Document excerpt:
↓

In 1950 he returned to Italy with his Leica camera to make documentary photography of contemporary Italian life. This work was exhibited at the M.H. de Young Museum in 1952.

==Recognition==
Photography from Bertolino's School of Fine Arts years featured in the exhibition and publicationThe golden decade : photography at the California School of Fine Arts, 1945–55

His ‘The Mandolin Player’, of this period, taken in Italy in 1950, featured in his first solo show Photographs of Italy by John Bertolino at the de Young museum in San Francisco, California, described by critic Alfred Frankenstein as “proletarian realism... all very true to life because it is also very true to the art of photography. Everything is beautifully placed and the resonances of tone are beautifully handled.”.

The same image was selected in 1955 by curator Edward Steichen for The Family of Man, a world-touring Museum of Modern Art exhibition seen by 9 million visitors. The picture later appeared on the cover of Peter Poulsen’s & Astrid Ellehammer Kristensen’s  Allegro ma non troppo.

==Personal life==
With his wife Marjorie, Bertolino lived in Mill Valley, California US, and died on April 22, 2003, at age 89.

==Exhibitions==
===Solo exhibitions===
- 1952 (September) Italy: Photographs by John Bertolino, M.H. de Young Museum, San Francisco, California
- 1957 (June) St. Mary’s Mission, San Francisco, California

===Group===
- 1954 (August–September) Perceptions, San Francisco Museum of Art, San Francisco, California
- 1955 (January–May) The Family of Man, Museum of Modern Art, New York City, New York
- 2010 (September–October) "The Golden Decade: Photography at the California School of Fine Arts", San Francisco Art Institute, San Francisco, California

==Collections==
- Minneapolis Institute of Art, Minneapolis, Minnesota
- The Museum of Fine Arts, Houston, Texas
- Clervaux Castle, Luxembourg, Germany
- Paul M. Hertzmann, Inc., San Francisco, California

==Publication features==
- 1950 Andy Geçan, “Profile of an Artist,” Viewpoint, 3:9, pp. 10–11.

↑

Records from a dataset
↓

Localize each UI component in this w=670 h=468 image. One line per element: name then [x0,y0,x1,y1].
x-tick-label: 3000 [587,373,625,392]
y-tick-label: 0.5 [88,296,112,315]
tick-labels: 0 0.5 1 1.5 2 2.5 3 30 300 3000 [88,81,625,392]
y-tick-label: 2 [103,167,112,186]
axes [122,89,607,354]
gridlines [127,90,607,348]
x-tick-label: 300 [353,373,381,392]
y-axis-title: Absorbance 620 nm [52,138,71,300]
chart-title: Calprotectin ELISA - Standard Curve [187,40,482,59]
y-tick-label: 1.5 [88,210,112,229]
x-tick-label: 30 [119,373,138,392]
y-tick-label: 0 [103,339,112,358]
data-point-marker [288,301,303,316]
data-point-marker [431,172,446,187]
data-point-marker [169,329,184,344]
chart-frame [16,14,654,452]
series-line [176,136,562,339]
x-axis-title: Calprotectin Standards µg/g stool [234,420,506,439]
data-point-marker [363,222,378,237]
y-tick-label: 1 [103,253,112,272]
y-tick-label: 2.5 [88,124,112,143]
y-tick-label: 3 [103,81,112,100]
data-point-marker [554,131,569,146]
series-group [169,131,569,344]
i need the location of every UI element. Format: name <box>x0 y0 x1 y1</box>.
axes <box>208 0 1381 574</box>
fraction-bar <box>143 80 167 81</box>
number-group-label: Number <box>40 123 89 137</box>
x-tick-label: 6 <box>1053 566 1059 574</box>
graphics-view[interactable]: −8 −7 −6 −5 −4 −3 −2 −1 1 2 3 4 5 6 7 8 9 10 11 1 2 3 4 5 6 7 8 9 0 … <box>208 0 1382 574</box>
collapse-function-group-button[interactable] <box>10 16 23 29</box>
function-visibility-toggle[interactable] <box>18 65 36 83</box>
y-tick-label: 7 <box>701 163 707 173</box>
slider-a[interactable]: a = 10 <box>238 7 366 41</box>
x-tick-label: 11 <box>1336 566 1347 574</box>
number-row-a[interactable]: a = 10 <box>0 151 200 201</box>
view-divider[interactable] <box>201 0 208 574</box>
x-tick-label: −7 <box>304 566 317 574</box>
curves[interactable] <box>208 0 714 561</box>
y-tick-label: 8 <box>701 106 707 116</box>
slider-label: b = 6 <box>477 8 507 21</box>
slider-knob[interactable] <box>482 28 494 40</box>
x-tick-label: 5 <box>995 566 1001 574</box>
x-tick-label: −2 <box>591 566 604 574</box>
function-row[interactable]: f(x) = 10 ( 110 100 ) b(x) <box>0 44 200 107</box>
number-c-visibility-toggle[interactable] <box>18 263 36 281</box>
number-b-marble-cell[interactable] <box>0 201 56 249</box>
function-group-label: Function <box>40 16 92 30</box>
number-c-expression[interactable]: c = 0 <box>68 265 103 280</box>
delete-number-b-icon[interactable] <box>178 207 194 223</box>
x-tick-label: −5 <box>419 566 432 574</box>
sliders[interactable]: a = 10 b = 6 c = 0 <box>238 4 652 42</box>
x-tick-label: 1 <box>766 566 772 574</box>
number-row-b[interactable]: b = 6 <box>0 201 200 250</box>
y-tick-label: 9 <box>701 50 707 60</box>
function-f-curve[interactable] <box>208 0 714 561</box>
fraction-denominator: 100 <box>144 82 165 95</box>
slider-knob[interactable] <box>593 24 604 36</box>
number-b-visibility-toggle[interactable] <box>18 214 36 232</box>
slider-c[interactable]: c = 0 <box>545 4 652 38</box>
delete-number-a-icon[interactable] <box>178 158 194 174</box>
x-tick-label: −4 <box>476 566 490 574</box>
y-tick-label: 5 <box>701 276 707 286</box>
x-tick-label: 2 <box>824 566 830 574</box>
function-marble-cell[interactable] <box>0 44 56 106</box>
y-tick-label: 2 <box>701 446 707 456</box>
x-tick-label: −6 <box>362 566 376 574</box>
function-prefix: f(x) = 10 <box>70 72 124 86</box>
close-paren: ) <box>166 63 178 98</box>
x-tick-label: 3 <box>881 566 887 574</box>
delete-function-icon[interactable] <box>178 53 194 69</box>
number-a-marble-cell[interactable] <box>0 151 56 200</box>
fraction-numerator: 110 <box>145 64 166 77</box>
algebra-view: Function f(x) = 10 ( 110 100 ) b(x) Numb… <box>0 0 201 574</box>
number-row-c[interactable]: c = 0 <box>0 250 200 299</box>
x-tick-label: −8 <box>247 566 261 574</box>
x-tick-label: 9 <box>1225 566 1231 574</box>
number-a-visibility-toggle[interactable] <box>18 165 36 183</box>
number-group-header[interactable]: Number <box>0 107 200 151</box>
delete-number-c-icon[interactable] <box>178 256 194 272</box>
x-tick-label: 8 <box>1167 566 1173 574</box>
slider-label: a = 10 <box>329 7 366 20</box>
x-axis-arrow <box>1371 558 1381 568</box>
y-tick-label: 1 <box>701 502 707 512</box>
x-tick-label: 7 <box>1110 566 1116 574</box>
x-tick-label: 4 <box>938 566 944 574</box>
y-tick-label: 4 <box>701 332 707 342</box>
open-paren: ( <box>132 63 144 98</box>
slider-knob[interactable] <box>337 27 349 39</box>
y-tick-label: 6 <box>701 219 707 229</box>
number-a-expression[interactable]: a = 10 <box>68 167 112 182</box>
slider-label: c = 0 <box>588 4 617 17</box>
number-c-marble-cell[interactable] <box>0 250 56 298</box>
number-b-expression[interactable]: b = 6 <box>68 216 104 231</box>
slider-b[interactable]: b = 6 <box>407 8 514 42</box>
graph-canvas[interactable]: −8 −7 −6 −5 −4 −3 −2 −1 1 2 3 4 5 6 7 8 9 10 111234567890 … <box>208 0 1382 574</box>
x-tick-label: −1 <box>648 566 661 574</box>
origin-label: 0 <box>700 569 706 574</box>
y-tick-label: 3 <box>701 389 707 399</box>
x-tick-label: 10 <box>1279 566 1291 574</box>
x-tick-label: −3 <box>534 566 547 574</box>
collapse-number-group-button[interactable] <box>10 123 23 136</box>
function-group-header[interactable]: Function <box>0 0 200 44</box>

↑

Exercise directions:
Duplicate the passage from the photographer's biography, reproducing everything from "In 1950 he returned" down to "Museum in 1952.". The records are not required for this work.

Expected output:
In 1950 he returned to Italy with his Leica camera to make documentary photography of contemporary Italian life. This work was exhibited at the M.H. de Young Museum in 1952.